## [Directions]
Can you reproduce the data beneath, keeping every line exact?

## [Data for the task]

────────────────

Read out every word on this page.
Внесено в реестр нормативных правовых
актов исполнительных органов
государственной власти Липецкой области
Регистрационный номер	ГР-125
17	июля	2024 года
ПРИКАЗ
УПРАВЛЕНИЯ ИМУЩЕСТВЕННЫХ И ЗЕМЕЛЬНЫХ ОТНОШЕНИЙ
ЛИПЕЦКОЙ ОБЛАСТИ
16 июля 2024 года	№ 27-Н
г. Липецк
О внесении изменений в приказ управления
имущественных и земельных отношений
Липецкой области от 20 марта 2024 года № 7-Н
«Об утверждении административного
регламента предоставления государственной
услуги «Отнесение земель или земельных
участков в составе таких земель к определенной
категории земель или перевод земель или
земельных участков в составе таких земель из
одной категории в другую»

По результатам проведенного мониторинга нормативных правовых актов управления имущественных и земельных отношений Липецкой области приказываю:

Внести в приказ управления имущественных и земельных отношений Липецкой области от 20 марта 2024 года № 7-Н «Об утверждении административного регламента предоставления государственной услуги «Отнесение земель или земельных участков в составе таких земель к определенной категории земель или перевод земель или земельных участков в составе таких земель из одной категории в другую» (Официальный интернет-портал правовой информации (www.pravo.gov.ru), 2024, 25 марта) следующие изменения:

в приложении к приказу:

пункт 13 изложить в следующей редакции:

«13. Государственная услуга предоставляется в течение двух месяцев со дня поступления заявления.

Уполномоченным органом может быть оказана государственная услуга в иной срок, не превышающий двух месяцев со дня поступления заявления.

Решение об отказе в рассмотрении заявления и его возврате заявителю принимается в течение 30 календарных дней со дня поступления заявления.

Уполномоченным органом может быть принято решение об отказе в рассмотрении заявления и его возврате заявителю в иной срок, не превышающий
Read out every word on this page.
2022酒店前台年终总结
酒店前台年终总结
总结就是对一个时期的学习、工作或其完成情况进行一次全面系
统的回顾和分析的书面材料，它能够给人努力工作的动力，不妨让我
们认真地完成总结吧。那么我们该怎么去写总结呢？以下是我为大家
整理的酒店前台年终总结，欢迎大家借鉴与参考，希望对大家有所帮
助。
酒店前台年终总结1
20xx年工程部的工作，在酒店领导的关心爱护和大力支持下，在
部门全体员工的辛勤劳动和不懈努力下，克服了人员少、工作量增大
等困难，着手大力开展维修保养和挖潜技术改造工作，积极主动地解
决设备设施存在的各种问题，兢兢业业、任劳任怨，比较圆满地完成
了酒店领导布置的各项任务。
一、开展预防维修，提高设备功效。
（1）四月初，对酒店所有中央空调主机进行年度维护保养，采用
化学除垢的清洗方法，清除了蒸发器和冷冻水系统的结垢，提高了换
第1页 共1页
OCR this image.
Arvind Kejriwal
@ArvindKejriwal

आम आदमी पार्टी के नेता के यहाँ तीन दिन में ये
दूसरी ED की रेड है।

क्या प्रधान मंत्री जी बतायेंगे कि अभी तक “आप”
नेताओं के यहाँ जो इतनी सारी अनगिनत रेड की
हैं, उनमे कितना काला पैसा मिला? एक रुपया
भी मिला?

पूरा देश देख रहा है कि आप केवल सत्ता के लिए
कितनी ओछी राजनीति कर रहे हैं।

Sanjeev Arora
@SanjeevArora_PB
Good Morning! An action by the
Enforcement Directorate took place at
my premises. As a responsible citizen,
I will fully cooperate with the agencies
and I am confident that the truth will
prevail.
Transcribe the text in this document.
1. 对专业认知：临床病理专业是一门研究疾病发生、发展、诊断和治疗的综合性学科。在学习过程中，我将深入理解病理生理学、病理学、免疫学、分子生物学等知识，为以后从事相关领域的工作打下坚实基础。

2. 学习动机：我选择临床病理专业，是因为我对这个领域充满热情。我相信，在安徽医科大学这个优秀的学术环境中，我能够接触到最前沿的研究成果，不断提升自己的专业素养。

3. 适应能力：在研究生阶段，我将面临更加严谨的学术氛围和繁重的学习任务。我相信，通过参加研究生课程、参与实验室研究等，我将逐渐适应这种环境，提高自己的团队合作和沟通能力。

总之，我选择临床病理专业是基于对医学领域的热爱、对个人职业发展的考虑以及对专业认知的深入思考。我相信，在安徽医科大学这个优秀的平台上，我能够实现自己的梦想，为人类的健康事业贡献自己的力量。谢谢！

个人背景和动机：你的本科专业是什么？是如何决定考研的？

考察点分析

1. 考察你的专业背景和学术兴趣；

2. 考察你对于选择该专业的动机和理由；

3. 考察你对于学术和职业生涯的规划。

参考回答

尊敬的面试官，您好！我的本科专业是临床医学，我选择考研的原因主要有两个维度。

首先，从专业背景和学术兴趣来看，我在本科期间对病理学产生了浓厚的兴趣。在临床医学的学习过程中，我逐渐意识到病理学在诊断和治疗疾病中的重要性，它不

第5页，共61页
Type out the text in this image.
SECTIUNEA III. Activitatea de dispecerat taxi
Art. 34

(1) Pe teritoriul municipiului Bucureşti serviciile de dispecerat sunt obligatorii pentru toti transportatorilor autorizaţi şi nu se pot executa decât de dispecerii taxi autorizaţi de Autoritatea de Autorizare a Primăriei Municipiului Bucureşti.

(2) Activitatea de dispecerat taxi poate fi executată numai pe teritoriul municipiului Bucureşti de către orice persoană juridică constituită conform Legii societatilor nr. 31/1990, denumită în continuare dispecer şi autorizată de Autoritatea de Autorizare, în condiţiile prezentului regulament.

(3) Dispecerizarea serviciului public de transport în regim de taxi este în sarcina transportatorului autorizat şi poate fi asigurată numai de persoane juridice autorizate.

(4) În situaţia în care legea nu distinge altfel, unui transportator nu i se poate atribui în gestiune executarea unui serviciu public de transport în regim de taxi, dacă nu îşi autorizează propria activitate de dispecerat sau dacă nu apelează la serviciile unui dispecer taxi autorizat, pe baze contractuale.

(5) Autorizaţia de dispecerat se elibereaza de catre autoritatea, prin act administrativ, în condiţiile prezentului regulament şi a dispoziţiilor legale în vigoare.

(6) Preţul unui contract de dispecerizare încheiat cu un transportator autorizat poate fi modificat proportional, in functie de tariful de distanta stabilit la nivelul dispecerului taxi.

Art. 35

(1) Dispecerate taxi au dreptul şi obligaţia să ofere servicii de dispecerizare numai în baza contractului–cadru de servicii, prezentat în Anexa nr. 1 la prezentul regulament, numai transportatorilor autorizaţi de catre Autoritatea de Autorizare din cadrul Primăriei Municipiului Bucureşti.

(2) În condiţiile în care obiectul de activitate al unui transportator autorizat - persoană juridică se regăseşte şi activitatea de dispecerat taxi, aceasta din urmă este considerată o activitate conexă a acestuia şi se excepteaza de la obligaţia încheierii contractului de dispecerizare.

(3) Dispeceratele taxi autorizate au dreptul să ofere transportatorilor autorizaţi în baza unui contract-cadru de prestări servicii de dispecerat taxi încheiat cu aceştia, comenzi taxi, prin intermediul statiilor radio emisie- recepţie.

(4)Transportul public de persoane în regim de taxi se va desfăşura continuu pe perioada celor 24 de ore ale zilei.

────────────────

## [Solution for this problem]
Read out every word on this page.
Внесено в реестр нормативных правовых
актов исполнительных органов
государственной власти Липецкой области
Регистрационный номер	ГР-125
17	июля	2024 года
ПРИКАЗ
УПРАВЛЕНИЯ ИМУЩЕСТВЕННЫХ И ЗЕМЕЛЬНЫХ ОТНОШЕНИЙ
ЛИПЕЦКОЙ ОБЛАСТИ
16 июля 2024 года	№ 27-Н
г. Липецк
О внесении изменений в приказ управления
имущественных и земельных отношений
Липецкой области от 20 марта 2024 года № 7-Н
«Об утверждении административного
регламента предоставления государственной
услуги «Отнесение земель или земельных
участков в составе таких земель к определенной
категории земель или перевод земель или
земельных участков в составе таких земель из
одной категории в другую»

По результатам проведенного мониторинга нормативных правовых актов управления имущественных и земельных отношений Липецкой области приказываю:

Внести в приказ управления имущественных и земельных отношений Липецкой области от 20 марта 2024 года № 7-Н «Об утверждении административного регламента предоставления государственной услуги «Отнесение земель или земельных участков в составе таких земель к определенной категории земель или перевод земель или земельных участков в составе таких земель из одной категории в другую» (Официальный интернет-портал правовой информации (www.pravo.gov.ru), 2024, 25 марта) следующие изменения:

в приложении к приказу:

пункт 13 изложить в следующей редакции:

«13. Государственная услуга предоставляется в течение двух месяцев со дня поступления заявления.

Уполномоченным органом может быть оказана государственная услуга в иной срок, не превышающий двух месяцев со дня поступления заявления.

Решение об отказе в рассмотрении заявления и его возврате заявителю принимается в течение 30 календарных дней со дня поступления заявления.

Уполномоченным органом может быть принято решение об отказе в рассмотрении заявления и его возврате заявителю в иной срок, не превышающий
Read out every word on this page.
2022酒店前台年终总结
酒店前台年终总结
总结就是对一个时期的学习、工作或其完成情况进行一次全面系
统的回顾和分析的书面材料，它能够给人努力工作的动力，不妨让我
们认真地完成总结吧。那么我们该怎么去写总结呢？以下是我为大家
整理的酒店前台年终总结，欢迎大家借鉴与参考，希望对大家有所帮
助。
酒店前台年终总结1
20xx年工程部的工作，在酒店领导的关心爱护和大力支持下，在
部门全体员工的辛勤劳动和不懈努力下，克服了人员少、工作量增大
等困难，着手大力开展维修保养和挖潜技术改造工作，积极主动地解
决设备设施存在的各种问题，兢兢业业、任劳任怨，比较圆满地完成
了酒店领导布置的各项任务。
一、开展预防维修，提高设备功效。
（1）四月初，对酒店所有中央空调主机进行年度维护保养，采用
化学除垢的清洗方法，清除了蒸发器和冷冻水系统的结垢，提高了换
第1页 共1页
OCR this image.
Arvind Kejriwal
@ArvindKejriwal

आम आदमी पार्टी के नेता के यहाँ तीन दिन में ये
दूसरी ED की रेड है।

क्या प्रधान मंत्री जी बतायेंगे कि अभी तक “आप”
नेताओं के यहाँ जो इतनी सारी अनगिनत रेड की
हैं, उनमे कितना काला पैसा मिला? एक रुपया
भी मिला?

पूरा देश देख रहा है कि आप केवल सत्ता के लिए
कितनी ओछी राजनीति कर रहे हैं।

Sanjeev Arora
@SanjeevArora_PB
Good Morning! An action by the
Enforcement Directorate took place at
my premises. As a responsible citizen,
I will fully cooperate with the agencies
and I am confident that the truth will
prevail.
Transcribe the text in this document.
1. 对专业认知：临床病理专业是一门研究疾病发生、发展、诊断和治疗的综合性学科。在学习过程中，我将深入理解病理生理学、病理学、免疫学、分子生物学等知识，为以后从事相关领域的工作打下坚实基础。

2. 学习动机：我选择临床病理专业，是因为我对这个领域充满热情。我相信，在安徽医科大学这个优秀的学术环境中，我能够接触到最前沿的研究成果，不断提升自己的专业素养。

3. 适应能力：在研究生阶段，我将面临更加严谨的学术氛围和繁重的学习任务。我相信，通过参加研究生课程、参与实验室研究等，我将逐渐适应这种环境，提高自己的团队合作和沟通能力。

总之，我选择临床病理专业是基于对医学领域的热爱、对个人职业发展的考虑以及对专业认知的深入思考。我相信，在安徽医科大学这个优秀的平台上，我能够实现自己的梦想，为人类的健康事业贡献自己的力量。谢谢！

个人背景和动机：你的本科专业是什么？是如何决定考研的？

考察点分析

1. 考察你的专业背景和学术兴趣；

2. 考察你对于选择该专业的动机和理由；

3. 考察你对于学术和职业生涯的规划。

参考回答

尊敬的面试官，您好！我的本科专业是临床医学，我选择考研的原因主要有两个维度。

首先，从专业背景和学术兴趣来看，我在本科期间对病理学产生了浓厚的兴趣。在临床医学的学习过程中，我逐渐意识到病理学在诊断和治疗疾病中的重要性，它不

第5页，共61页
Type out the text in this image.
SECTIUNEA III. Activitatea de dispecerat taxi
Art. 34

(1) Pe teritoriul municipiului Bucureşti serviciile de dispecerat sunt obligatorii pentru toti transportatorilor autorizaţi şi nu se pot executa decât de dispecerii taxi autorizaţi de Autoritatea de Autorizare a Primăriei Municipiului Bucureşti.

(2) Activitatea de dispecerat taxi poate fi executată numai pe teritoriul municipiului Bucureşti de către orice persoană juridică constituită conform Legii societatilor nr. 31/1990, denumită în continuare dispecer şi autorizată de Autoritatea de Autorizare, în condiţiile prezentului regulament.

(3) Dispecerizarea serviciului public de transport în regim de taxi este în sarcina transportatorului autorizat şi poate fi asigurată numai de persoane juridice autorizate.

(4) În situaţia în care legea nu distinge altfel, unui transportator nu i se poate atribui în gestiune executarea unui serviciu public de transport în regim de taxi, dacă nu îşi autorizează propria activitate de dispecerat sau dacă nu apelează la serviciile unui dispecer taxi autorizat, pe baze contractuale.

(5) Autorizaţia de dispecerat se elibereaza de catre autoritatea, prin act administrativ, în condiţiile prezentului regulament şi a dispoziţiilor legale în vigoare.

(6) Preţul unui contract de dispecerizare încheiat cu un transportator autorizat poate fi modificat proportional, in functie de tariful de distanta stabilit la nivelul dispecerului taxi.

Art. 35

(1) Dispecerate taxi au dreptul şi obligaţia să ofere servicii de dispecerizare numai în baza contractului–cadru de servicii, prezentat în Anexa nr. 1 la prezentul regulament, numai transportatorilor autorizaţi de catre Autoritatea de Autorizare din cadrul Primăriei Municipiului Bucureşti.

(2) În condiţiile în care obiectul de activitate al unui transportator autorizat - persoană juridică se regăseşte şi activitatea de dispecerat taxi, aceasta din urmă este considerată o activitate conexă a acestuia şi se excepteaza de la obligaţia încheierii contractului de dispecerizare.

(3) Dispeceratele taxi autorizate au dreptul să ofere transportatorilor autorizaţi în baza unui contract-cadru de prestări servicii de dispecerat taxi încheiat cu aceştia, comenzi taxi, prin intermediul statiilor radio emisie- recepţie.

(4)Transportul public de persoane în regim de taxi se va desfăşura continuu pe perioada celor 24 de ore ale zilei.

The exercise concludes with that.